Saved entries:
-*-*-
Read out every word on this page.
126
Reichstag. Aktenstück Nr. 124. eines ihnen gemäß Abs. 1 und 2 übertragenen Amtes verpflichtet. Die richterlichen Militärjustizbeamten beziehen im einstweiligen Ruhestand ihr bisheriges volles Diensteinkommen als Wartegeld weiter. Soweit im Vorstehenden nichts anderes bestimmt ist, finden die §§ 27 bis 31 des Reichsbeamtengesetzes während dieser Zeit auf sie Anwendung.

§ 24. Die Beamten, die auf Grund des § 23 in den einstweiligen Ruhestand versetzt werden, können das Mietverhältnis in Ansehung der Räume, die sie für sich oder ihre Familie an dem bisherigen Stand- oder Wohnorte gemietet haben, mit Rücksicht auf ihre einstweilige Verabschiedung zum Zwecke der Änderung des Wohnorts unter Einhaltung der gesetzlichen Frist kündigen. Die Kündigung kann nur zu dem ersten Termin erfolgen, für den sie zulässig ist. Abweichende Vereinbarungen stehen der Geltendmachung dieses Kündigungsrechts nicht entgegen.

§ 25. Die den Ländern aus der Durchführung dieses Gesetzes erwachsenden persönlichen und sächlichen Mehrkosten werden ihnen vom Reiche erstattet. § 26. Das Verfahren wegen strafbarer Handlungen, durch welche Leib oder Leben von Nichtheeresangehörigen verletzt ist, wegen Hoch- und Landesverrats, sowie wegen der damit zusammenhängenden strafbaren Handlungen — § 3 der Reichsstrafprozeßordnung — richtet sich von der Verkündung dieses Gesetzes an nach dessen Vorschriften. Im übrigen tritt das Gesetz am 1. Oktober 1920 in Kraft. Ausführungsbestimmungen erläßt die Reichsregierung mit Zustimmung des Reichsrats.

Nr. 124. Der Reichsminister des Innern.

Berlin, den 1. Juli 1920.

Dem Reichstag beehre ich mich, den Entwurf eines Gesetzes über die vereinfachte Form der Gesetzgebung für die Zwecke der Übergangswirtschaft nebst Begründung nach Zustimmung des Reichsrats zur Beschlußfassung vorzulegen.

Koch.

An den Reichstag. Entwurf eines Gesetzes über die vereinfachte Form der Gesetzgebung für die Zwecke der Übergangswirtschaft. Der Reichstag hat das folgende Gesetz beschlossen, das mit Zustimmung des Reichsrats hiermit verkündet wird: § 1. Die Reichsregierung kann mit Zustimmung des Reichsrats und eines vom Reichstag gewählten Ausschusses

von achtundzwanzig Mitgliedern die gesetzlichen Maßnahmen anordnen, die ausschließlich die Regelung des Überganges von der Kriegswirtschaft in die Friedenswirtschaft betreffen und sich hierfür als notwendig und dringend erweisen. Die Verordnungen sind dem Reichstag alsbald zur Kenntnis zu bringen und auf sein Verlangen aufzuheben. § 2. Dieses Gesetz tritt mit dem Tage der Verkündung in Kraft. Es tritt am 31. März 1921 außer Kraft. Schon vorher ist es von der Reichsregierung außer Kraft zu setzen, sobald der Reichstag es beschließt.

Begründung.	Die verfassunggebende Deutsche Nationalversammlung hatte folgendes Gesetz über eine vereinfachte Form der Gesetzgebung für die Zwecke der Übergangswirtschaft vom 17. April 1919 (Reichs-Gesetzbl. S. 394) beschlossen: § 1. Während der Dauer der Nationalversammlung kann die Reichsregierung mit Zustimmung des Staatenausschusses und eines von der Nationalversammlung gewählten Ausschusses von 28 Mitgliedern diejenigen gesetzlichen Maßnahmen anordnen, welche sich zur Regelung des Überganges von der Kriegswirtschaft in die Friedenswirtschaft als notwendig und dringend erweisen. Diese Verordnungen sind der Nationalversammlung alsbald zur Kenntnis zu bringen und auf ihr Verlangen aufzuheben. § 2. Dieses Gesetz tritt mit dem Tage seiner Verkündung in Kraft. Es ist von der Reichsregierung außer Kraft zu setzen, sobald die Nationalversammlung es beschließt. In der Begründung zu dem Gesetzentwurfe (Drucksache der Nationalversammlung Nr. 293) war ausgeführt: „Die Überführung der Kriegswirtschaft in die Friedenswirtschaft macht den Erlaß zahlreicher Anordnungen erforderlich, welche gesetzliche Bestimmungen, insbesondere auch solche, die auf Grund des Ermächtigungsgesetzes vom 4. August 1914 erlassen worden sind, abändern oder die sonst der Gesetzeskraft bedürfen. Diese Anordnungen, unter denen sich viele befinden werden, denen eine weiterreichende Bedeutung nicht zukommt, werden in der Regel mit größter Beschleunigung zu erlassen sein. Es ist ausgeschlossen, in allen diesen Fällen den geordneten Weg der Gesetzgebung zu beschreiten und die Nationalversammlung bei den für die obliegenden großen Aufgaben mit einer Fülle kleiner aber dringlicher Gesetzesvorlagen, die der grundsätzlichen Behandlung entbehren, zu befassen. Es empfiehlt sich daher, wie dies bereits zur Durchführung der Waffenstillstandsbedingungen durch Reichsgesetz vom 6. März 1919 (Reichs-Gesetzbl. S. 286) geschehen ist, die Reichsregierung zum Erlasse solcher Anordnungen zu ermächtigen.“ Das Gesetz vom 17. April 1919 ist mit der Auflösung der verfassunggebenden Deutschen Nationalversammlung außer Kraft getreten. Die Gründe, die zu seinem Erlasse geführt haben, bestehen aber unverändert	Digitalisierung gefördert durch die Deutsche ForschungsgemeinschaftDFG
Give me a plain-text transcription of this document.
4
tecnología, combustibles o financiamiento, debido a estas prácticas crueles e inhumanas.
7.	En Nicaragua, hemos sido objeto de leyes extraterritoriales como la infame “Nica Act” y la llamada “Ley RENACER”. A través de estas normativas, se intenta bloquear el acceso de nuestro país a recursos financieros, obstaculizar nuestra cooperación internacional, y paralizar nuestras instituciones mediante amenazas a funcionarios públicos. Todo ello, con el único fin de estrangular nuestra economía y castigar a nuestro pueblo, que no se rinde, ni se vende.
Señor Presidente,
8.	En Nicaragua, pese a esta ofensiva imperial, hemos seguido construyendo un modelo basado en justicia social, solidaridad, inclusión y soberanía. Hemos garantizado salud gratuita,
-*-*-
Extract every line from the one containing "Give me a plain-text" to the end of the entries, including both of those lines, exactly as given and with nothing added.

**Result below**
Give me a plain-text transcription of this document.
4
tecnología, combustibles o financiamiento, debido a estas prácticas crueles e inhumanas.
7.	En Nicaragua, hemos sido objeto de leyes extraterritoriales como la infame “Nica Act” y la llamada “Ley RENACER”. A través de estas normativas, se intenta bloquear el acceso de nuestro país a recursos financieros, obstaculizar nuestra cooperación internacional, y paralizar nuestras instituciones mediante amenazas a funcionarios públicos. Todo ello, con el único fin de estrangular nuestra economía y castigar a nuestro pueblo, que no se rinde, ni se vende.
Señor Presidente,
8.	En Nicaragua, pese a esta ofensiva imperial, hemos seguido construyendo un modelo basado en justicia social, solidaridad, inclusión y soberanía. Hemos garantizado salud gratuita,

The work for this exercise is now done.